BEGIN Given data
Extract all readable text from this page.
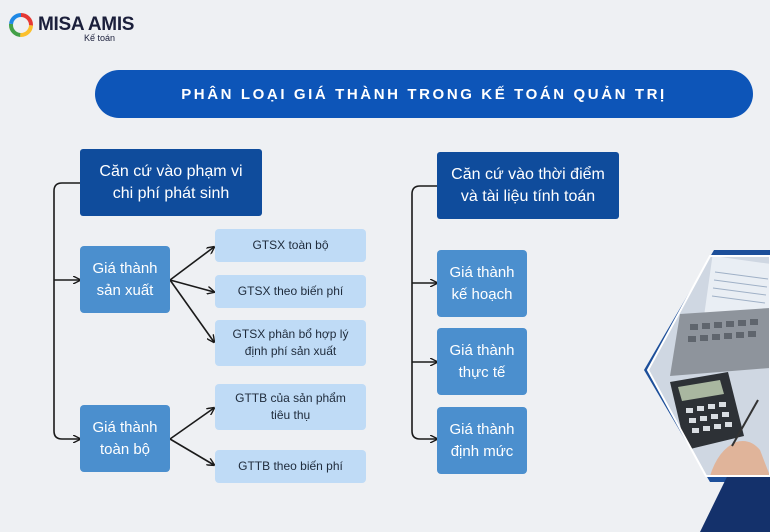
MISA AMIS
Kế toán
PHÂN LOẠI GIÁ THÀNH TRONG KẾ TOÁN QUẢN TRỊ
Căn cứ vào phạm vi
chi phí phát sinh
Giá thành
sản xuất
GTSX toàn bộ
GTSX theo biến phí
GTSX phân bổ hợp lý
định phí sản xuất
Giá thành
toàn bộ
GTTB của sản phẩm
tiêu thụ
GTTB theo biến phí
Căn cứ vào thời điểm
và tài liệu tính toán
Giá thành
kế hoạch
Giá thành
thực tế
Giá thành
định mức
END Given data
• **Instruction**
Copy every line from the entries that contains the word "biến".

• **Response to this exercise**
GTSX theo biến phí
GTTB theo biến phí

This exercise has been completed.